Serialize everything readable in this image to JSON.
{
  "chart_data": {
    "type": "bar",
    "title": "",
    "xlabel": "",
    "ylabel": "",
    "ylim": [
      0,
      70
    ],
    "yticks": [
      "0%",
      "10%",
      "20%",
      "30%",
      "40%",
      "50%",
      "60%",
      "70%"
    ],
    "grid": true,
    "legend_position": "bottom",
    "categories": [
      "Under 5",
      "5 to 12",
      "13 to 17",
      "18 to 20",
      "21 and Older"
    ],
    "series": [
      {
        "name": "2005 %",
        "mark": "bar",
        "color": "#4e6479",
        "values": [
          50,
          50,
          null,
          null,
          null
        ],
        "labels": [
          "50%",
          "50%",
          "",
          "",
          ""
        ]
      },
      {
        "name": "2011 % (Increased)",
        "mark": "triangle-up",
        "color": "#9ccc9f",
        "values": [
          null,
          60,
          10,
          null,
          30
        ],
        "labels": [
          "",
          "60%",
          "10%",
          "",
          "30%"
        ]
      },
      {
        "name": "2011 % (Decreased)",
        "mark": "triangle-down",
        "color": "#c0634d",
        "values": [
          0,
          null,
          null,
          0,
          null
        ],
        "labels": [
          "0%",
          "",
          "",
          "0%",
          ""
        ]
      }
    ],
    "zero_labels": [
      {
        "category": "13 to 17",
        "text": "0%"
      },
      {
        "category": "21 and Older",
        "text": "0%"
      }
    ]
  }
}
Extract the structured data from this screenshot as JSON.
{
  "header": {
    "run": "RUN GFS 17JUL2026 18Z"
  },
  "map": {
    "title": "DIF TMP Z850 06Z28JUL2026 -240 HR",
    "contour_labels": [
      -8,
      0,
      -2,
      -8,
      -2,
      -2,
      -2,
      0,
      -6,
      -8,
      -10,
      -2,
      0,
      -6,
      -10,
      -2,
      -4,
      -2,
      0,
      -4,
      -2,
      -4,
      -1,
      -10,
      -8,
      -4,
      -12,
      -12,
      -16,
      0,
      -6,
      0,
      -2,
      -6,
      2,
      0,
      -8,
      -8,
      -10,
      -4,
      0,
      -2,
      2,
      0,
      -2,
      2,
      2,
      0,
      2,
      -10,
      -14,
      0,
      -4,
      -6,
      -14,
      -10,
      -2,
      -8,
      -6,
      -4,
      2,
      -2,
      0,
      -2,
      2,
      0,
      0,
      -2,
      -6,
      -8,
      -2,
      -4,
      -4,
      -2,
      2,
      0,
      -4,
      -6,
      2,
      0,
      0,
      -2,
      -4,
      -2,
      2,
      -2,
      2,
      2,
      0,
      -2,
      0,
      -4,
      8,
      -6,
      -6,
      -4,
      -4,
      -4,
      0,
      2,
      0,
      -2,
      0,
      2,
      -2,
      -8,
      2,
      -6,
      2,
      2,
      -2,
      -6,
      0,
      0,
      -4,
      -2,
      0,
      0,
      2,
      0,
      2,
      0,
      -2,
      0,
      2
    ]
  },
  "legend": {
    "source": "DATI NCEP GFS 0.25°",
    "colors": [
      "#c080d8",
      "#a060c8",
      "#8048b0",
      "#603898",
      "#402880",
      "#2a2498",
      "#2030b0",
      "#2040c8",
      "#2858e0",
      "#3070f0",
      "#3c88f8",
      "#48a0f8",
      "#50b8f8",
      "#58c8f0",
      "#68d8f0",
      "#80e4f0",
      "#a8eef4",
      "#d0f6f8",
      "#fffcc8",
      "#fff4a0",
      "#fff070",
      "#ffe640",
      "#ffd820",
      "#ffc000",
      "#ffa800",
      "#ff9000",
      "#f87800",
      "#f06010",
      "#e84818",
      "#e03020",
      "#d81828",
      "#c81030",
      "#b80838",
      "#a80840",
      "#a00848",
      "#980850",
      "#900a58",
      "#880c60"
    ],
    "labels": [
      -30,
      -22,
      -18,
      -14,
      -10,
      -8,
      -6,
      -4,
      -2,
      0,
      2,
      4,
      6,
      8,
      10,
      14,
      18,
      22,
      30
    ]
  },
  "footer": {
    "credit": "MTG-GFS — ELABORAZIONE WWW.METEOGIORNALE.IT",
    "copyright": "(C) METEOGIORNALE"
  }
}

____

■ What is being asked
Using the listing above, reproduce each line without omission.

■ Answer in full
Serialize everything readable in this image to JSON.
{
  "chart_data": {
    "type": "bar",
    "title": "",
    "xlabel": "",
    "ylabel": "",
    "ylim": [
      0,
      70
    ],
    "yticks": [
      "0%",
      "10%",
      "20%",
      "30%",
      "40%",
      "50%",
      "60%",
      "70%"
    ],
    "grid": true,
    "legend_position": "bottom",
    "categories": [
      "Under 5",
      "5 to 12",
      "13 to 17",
      "18 to 20",
      "21 and Older"
    ],
    "series": [
      {
        "name": "2005 %",
        "mark": "bar",
        "color": "#4e6479",
        "values": [
          50,
          50,
          null,
          null,
          null
        ],
        "labels": [
          "50%",
          "50%",
          "",
          "",
          ""
        ]
      },
      {
        "name": "2011 % (Increased)",
        "mark": "triangle-up",
        "color": "#9ccc9f",
        "values": [
          null,
          60,
          10,
          null,
          30
        ],
        "labels": [
          "",
          "60%",
          "10%",
          "",
          "30%"
        ]
      },
      {
        "name": "2011 % (Decreased)",
        "mark": "triangle-down",
        "color": "#c0634d",
        "values": [
          0,
          null,
          null,
          0,
          null
        ],
        "labels": [
          "0%",
          "",
          "",
          "0%",
          ""
        ]
      }
    ],
    "zero_labels": [
      {
        "category": "13 to 17",
        "text": "0%"
      },
      {
        "category": "21 and Older",
        "text": "0%"
      }
    ]
  }
}
Extract the structured data from this screenshot as JSON.
{
  "header": {
    "run": "RUN GFS 17JUL2026 18Z"
  },
  "map": {
    "title": "DIF TMP Z850 06Z28JUL2026 -240 HR",
    "contour_labels": [
      -8,
      0,
      -2,
      -8,
      -2,
      -2,
      -2,
      0,
      -6,
      -8,
      -10,
      -2,
      0,
      -6,
      -10,
      -2,
      -4,
      -2,
      0,
      -4,
      -2,
      -4,
      -1,
      -10,
      -8,
      -4,
      -12,
      -12,
      -16,
      0,
      -6,
      0,
      -2,
      -6,
      2,
      0,
      -8,
      -8,
      -10,
      -4,
      0,
      -2,
      2,
      0,
      -2,
      2,
      2,
      0,
      2,
      -10,
      -14,
      0,
      -4,
      -6,
      -14,
      -10,
      -2,
      -8,
      -6,
      -4,
      2,
      -2,
      0,
      -2,
      2,
      0,
      0,
      -2,
      -6,
      -8,
      -2,
      -4,
      -4,
      -2,
      2,
      0,
      -4,
      -6,
      2,
      0,
      0,
      -2,
      -4,
      -2,
      2,
      -2,
      2,
      2,
      0,
      -2,
      0,
      -4,
      8,
      -6,
      -6,
      -4,
      -4,
      -4,
      0,
      2,
      0,
      -2,
      0,
      2,
      -2,
      -8,
      2,
      -6,
      2,
      2,
      -2,
      -6,
      0,
      0,
      -4,
      -2,
      0,
      0,
      2,
      0,
      2,
      0,
      -2,
      0,
      2
    ]
  },
  "legend": {
    "source": "DATI NCEP GFS 0.25°",
    "colors": [
      "#c080d8",
      "#a060c8",
      "#8048b0",
      "#603898",
      "#402880",
      "#2a2498",
      "#2030b0",
      "#2040c8",
      "#2858e0",
      "#3070f0",
      "#3c88f8",
      "#48a0f8",
      "#50b8f8",
      "#58c8f0",
      "#68d8f0",
      "#80e4f0",
      "#a8eef4",
      "#d0f6f8",
      "#fffcc8",
      "#fff4a0",
      "#fff070",
      "#ffe640",
      "#ffd820",
      "#ffc000",
      "#ffa800",
      "#ff9000",
      "#f87800",
      "#f06010",
      "#e84818",
      "#e03020",
      "#d81828",
      "#c81030",
      "#b80838",
      "#a80840",
      "#a00848",
      "#980850",
      "#900a58",
      "#880c60"
    ],
    "labels": [
      -30,
      -22,
      -18,
      -14,
      -10,
      -8,
      -6,
      -4,
      -2,
      0,
      2,
      4,
      6,
      8,
      10,
      14,
      18,
      22,
      30
    ]
  },
  "footer": {
    "credit": "MTG-GFS — ELABORAZIONE WWW.METEOGIORNALE.IT",
    "copyright": "(C) METEOGIORNALE"
  }
}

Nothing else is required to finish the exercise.